## Short problem
Every line from the one with "Read all visible content and emit it as JSON." through the end of the entries below should be written out exactly; the pictures should not.

Extracts from a graphics dataset:

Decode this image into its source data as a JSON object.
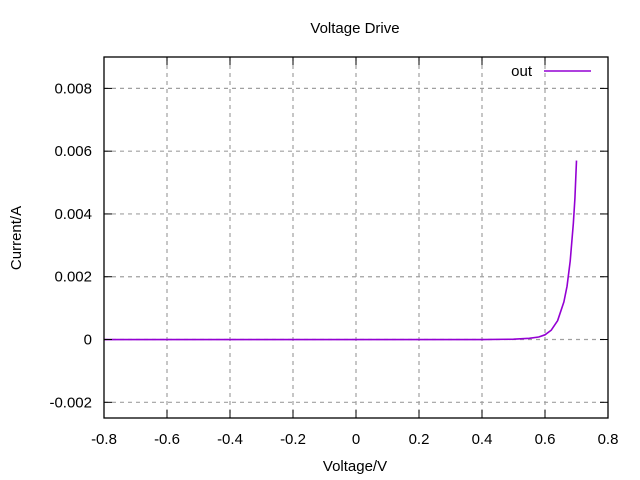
{
  "chart_data": {
    "type": "line",
    "title": "Voltage Drive",
    "xlabel": "Voltage/V",
    "ylabel": "Current/A",
    "xlim": [
      -0.8,
      0.8
    ],
    "ylim": [
      -0.0025,
      0.009
    ],
    "x_ticks": [
      -0.8,
      -0.6,
      -0.4,
      -0.2,
      0,
      0.2,
      0.4,
      0.6,
      0.8
    ],
    "x_tick_labels": [
      "-0.8",
      "-0.6",
      "-0.4",
      "-0.2",
      "0",
      "0.2",
      "0.4",
      "0.6",
      "0.8"
    ],
    "y_ticks": [
      -0.002,
      0,
      0.002,
      0.004,
      0.006,
      0.008
    ],
    "y_tick_labels": [
      "-0.002",
      "0",
      "0.002",
      "0.004",
      "0.006",
      "0.008"
    ],
    "grid": true,
    "legend_position": "top-right",
    "series": [
      {
        "name": "out",
        "color": "#9400d3",
        "x": [
          -0.8,
          -0.6,
          -0.4,
          -0.2,
          0,
          0.2,
          0.4,
          0.5,
          0.55,
          0.58,
          0.6,
          0.62,
          0.64,
          0.66,
          0.67,
          0.68,
          0.69,
          0.695,
          0.7
        ],
        "y": [
          0,
          0,
          0,
          0,
          0,
          0,
          0,
          1e-05,
          4e-05,
          8e-05,
          0.00015,
          0.0003,
          0.0006,
          0.0012,
          0.0017,
          0.0025,
          0.0037,
          0.0045,
          0.0057
        ]
      }
    ]
  }
}
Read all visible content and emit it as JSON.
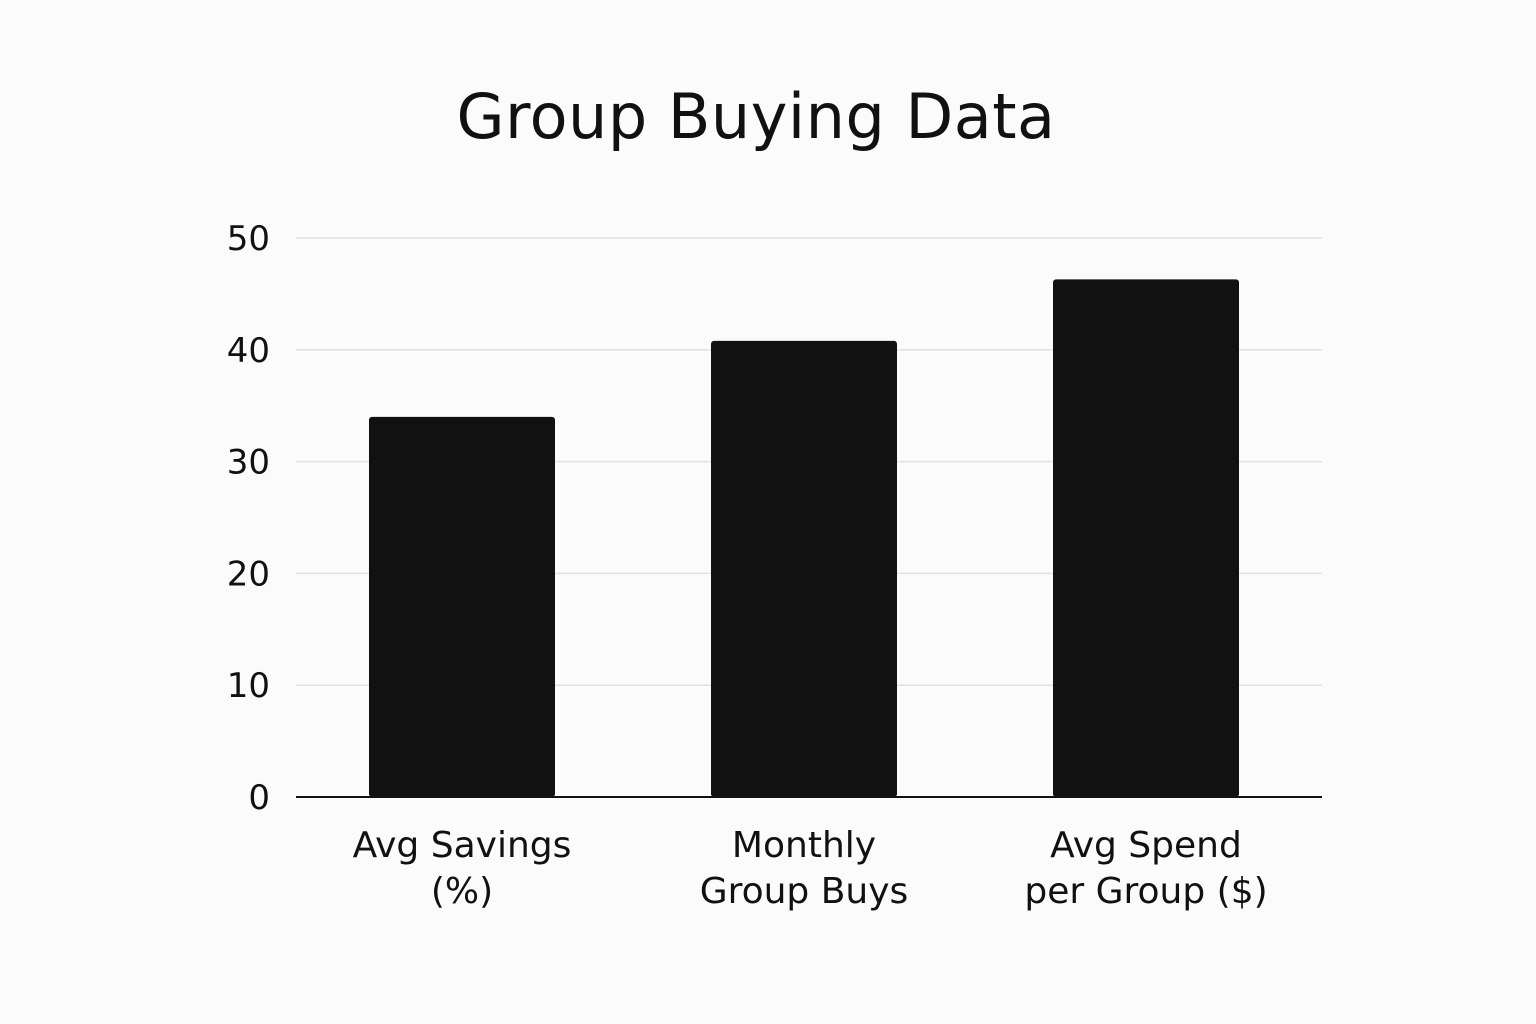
{
  "chart_data": {
    "type": "bar",
    "title": "Group Buying Data",
    "xlabel": "",
    "ylabel": "",
    "categories": [
      [
        "Avg Savings",
        "(%)"
      ],
      [
        "Monthly",
        "Group Buys"
      ],
      [
        "Avg Spend",
        "per Group ($)"
      ]
    ],
    "values": [
      34,
      40.8,
      46.3
    ],
    "ylim": [
      0,
      50
    ],
    "yticks": [
      0,
      10,
      20,
      30,
      40,
      50
    ],
    "grid": true,
    "legend": "none",
    "colors": {
      "bar": "#111111",
      "grid": "#e2e2e2",
      "axis": "#111111",
      "background": "#fbfbfb"
    }
  }
}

## Result
Read all visible content and emit it as JSON.
{
  "chart_data": {
    "type": "bar",
    "title": "Group Buying Data",
    "xlabel": "",
    "ylabel": "",
    "categories": [
      [
        "Avg Savings",
        "(%)"
      ],
      [
        "Monthly",
        "Group Buys"
      ],
      [
        "Avg Spend",
        "per Group ($)"
      ]
    ],
    "values": [
      34,
      40.8,
      46.3
    ],
    "ylim": [
      0,
      50
    ],
    "yticks": [
      0,
      10,
      20,
      30,
      40,
      50
    ],
    "grid": true,
    "legend": "none",
    "colors": {
      "bar": "#111111",
      "grid": "#e2e2e2",
      "axis": "#111111",
      "background": "#fbfbfb"
    }
  }
}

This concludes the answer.